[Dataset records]
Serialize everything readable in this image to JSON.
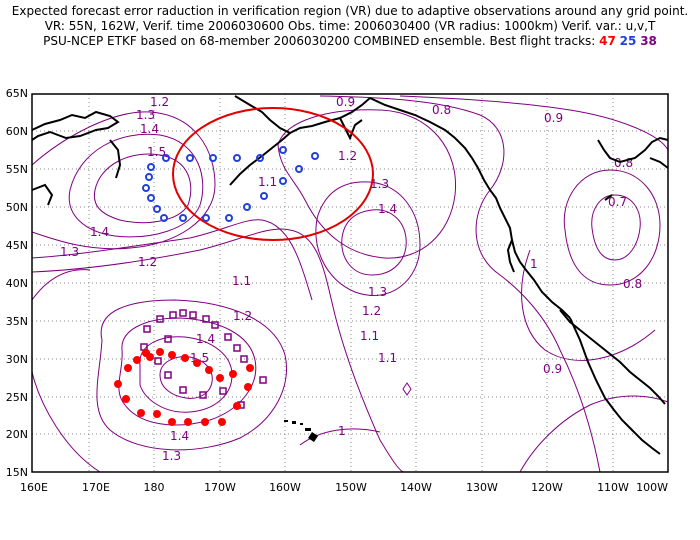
{
  "header": {
    "line1": "Expected forecast error raduction in verification region (VR) due to adaptive observations around any grid point.",
    "line2": "VR: 55N, 162W, Verif. time 2006030600   Obs. time: 2006030400 (VR radius: 1000km)    Verif. var.: u,v,T",
    "line3_prefix": "PSU-NCEP ETKF based on 68-member 2006030200 COMBINED ensemble.  Best flight tracks: ",
    "track_red": "47",
    "track_blue": "25",
    "track_purple": "38"
  },
  "map": {
    "lat_labels": [
      "65N",
      "60N",
      "55N",
      "50N",
      "45N",
      "40N",
      "35N",
      "30N",
      "25N",
      "20N",
      "15N"
    ],
    "lon_labels": [
      "160E",
      "170E",
      "180",
      "170W",
      "160W",
      "150W",
      "140W",
      "130W",
      "120W",
      "110W",
      "100W"
    ],
    "contour_labels": [
      "1.2",
      "1.3",
      "1.4",
      "1.5",
      "1.4",
      "1.3",
      "1.2",
      "1.1",
      "1.1",
      "0.9",
      "0.8",
      "1.2",
      "1.3",
      "1.4",
      "1.3",
      "1.2",
      "1.1",
      "0.9",
      "0.8",
      "0.7",
      "0.8",
      "1",
      "1.2",
      "1.4",
      "1.5",
      "1.4",
      "1.3",
      "1.1",
      "0.9",
      "1"
    ],
    "colors": {
      "contour": "#800080",
      "coast": "#000000",
      "vr_circle": "#e00000",
      "track_red": "#ff0000",
      "track_blue": "#2040e0",
      "track_purple": "#800080"
    }
  }
}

=== DIRECTIVE ===
Print all entries exactly. The images do not belong in the copy.

=== WRITTEN RESPONSE ===
Serialize everything readable in this image to JSON.
{
  "header": {
    "line1": "Expected forecast error raduction in verification region (VR) due to adaptive observations around any grid point.",
    "line2": "VR: 55N, 162W, Verif. time 2006030600   Obs. time: 2006030400 (VR radius: 1000km)    Verif. var.: u,v,T",
    "line3_prefix": "PSU-NCEP ETKF based on 68-member 2006030200 COMBINED ensemble.  Best flight tracks: ",
    "track_red": "47",
    "track_blue": "25",
    "track_purple": "38"
  },
  "map": {
    "lat_labels": [
      "65N",
      "60N",
      "55N",
      "50N",
      "45N",
      "40N",
      "35N",
      "30N",
      "25N",
      "20N",
      "15N"
    ],
    "lon_labels": [
      "160E",
      "170E",
      "180",
      "170W",
      "160W",
      "150W",
      "140W",
      "130W",
      "120W",
      "110W",
      "100W"
    ],
    "contour_labels": [
      "1.2",
      "1.3",
      "1.4",
      "1.5",
      "1.4",
      "1.3",
      "1.2",
      "1.1",
      "1.1",
      "0.9",
      "0.8",
      "1.2",
      "1.3",
      "1.4",
      "1.3",
      "1.2",
      "1.1",
      "0.9",
      "0.8",
      "0.7",
      "0.8",
      "1",
      "1.2",
      "1.4",
      "1.5",
      "1.4",
      "1.3",
      "1.1",
      "0.9",
      "1"
    ],
    "colors": {
      "contour": "#800080",
      "coast": "#000000",
      "vr_circle": "#e00000",
      "track_red": "#ff0000",
      "track_blue": "#2040e0",
      "track_purple": "#800080"
    }
  }
}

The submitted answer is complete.